-- TASK STATEMENT --
Transcribe all the entries word for word, skipping the pictures.

-- GIVEN DATA --
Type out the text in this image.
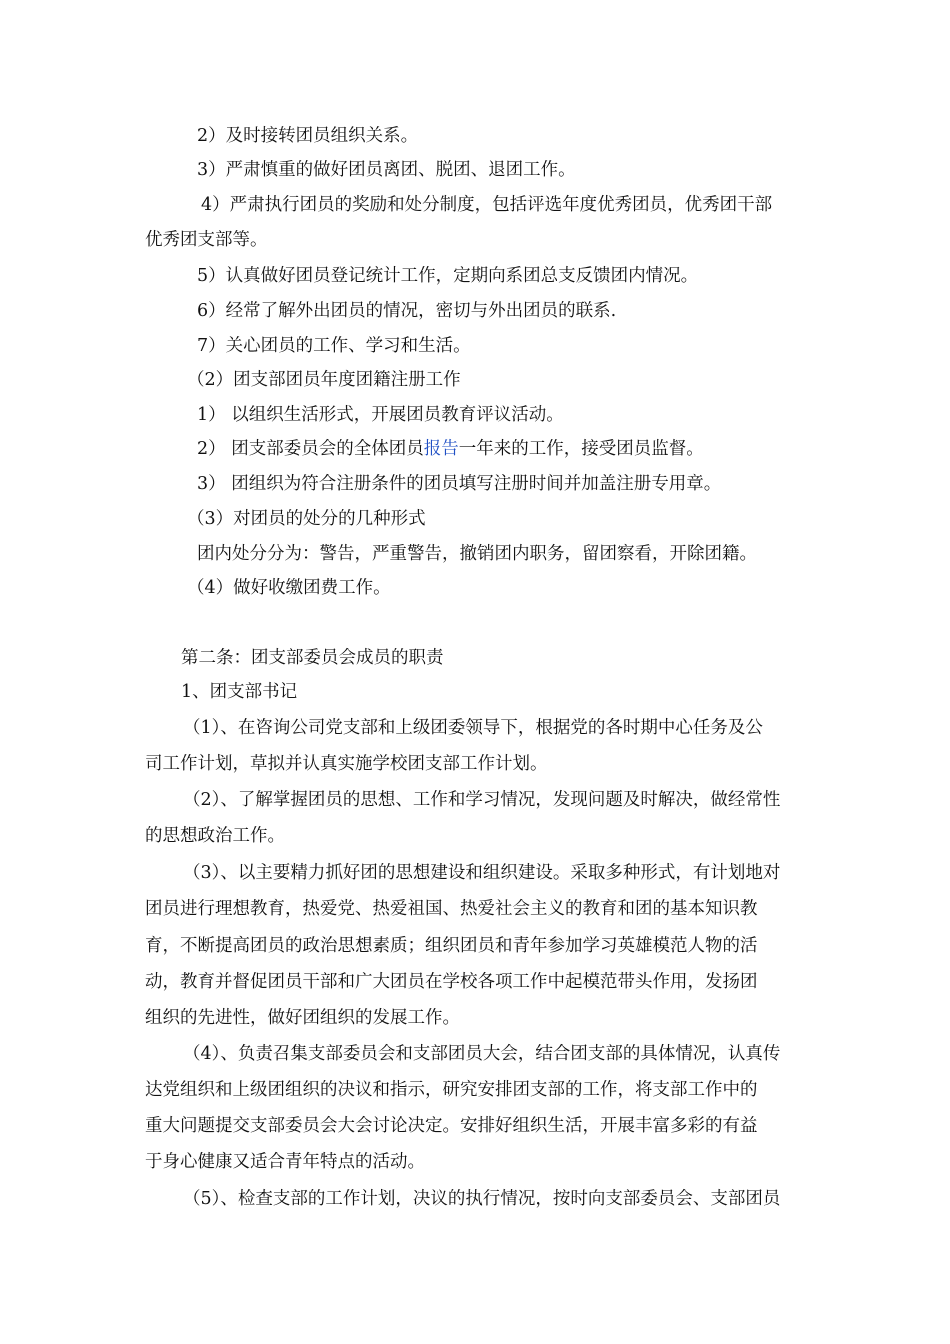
2）及时接转团员组织关系。
3）严肃慎重的做好团员离团、脱团、退团工作。
4）严肃执行团员的奖励和处分制度，包括评选年度优秀团员，优秀团干部
优秀团支部等。
5）认真做好团员登记统计工作，定期向系团总支反馈团内情况。
6）经常了解外出团员的情况，密切与外出团员的联系.
7）关心团员的工作、学习和生活。
（2）团支部团员年度团籍注册工作
1） 以组织生活形式，开展团员教育评议活动。
2） 团支部委员会的全体团员报告一年来的工作，接受团员监督。
3） 团组织为符合注册条件的团员填写注册时间并加盖注册专用章。
（3）对团员的处分的几种形式
团内处分分为：警告，严重警告，撤销团内职务，留团察看，开除团籍。
（4）做好收缴团费工作。
第二条：团支部委员会成员的职责
1、团支部书记
（1）、在咨询公司党支部和上级团委领导下，根据党的各时期中心任务及公
司工作计划，草拟并认真实施学校团支部工作计划。
（2）、了解掌握团员的思想、工作和学习情况，发现问题及时解决，做经常性
的思想政治工作。
（3）、以主要精力抓好团的思想建设和组织建设。采取多种形式，有计划地对
团员进行理想教育，热爱党、热爱祖国、热爱社会主义的教育和团的基本知识教
育，不断提高团员的政治思想素质；组织团员和青年参加学习英雄模范人物的活
动，教育并督促团员干部和广大团员在学校各项工作中起模范带头作用，发扬团
组织的先进性，做好团组织的发展工作。
（4）、负责召集支部委员会和支部团员大会，结合团支部的具体情况，认真传
达党组织和上级团组织的决议和指示，研究安排团支部的工作，将支部工作中的
重大问题提交支部委员会大会讨论决定。安排好组织生活，开展丰富多彩的有益
于身心健康又适合青年特点的活动。
（5）、检查支部的工作计划，决议的执行情况，按时向支部委员会、支部团员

-- RESPONSE TO THE EXERCISE --
Type out the text in this image.
2）及时接转团员组织关系。
3）严肃慎重的做好团员离团、脱团、退团工作。
4）严肃执行团员的奖励和处分制度，包括评选年度优秀团员，优秀团干部
优秀团支部等。
5）认真做好团员登记统计工作，定期向系团总支反馈团内情况。
6）经常了解外出团员的情况，密切与外出团员的联系.
7）关心团员的工作、学习和生活。
（2）团支部团员年度团籍注册工作
1） 以组织生活形式，开展团员教育评议活动。
2） 团支部委员会的全体团员报告一年来的工作，接受团员监督。
3） 团组织为符合注册条件的团员填写注册时间并加盖注册专用章。
（3）对团员的处分的几种形式
团内处分分为：警告，严重警告，撤销团内职务，留团察看，开除团籍。
（4）做好收缴团费工作。
第二条：团支部委员会成员的职责
1、团支部书记
（1）、在咨询公司党支部和上级团委领导下，根据党的各时期中心任务及公
司工作计划，草拟并认真实施学校团支部工作计划。
（2）、了解掌握团员的思想、工作和学习情况，发现问题及时解决，做经常性
的思想政治工作。
（3）、以主要精力抓好团的思想建设和组织建设。采取多种形式，有计划地对
团员进行理想教育，热爱党、热爱祖国、热爱社会主义的教育和团的基本知识教
育，不断提高团员的政治思想素质；组织团员和青年参加学习英雄模范人物的活
动，教育并督促团员干部和广大团员在学校各项工作中起模范带头作用，发扬团
组织的先进性，做好团组织的发展工作。
（4）、负责召集支部委员会和支部团员大会，结合团支部的具体情况，认真传
达党组织和上级团组织的决议和指示，研究安排团支部的工作，将支部工作中的
重大问题提交支部委员会大会讨论决定。安排好组织生活，开展丰富多彩的有益
于身心健康又适合青年特点的活动。
（5）、检查支部的工作计划，决议的执行情况，按时向支部委员会、支部团员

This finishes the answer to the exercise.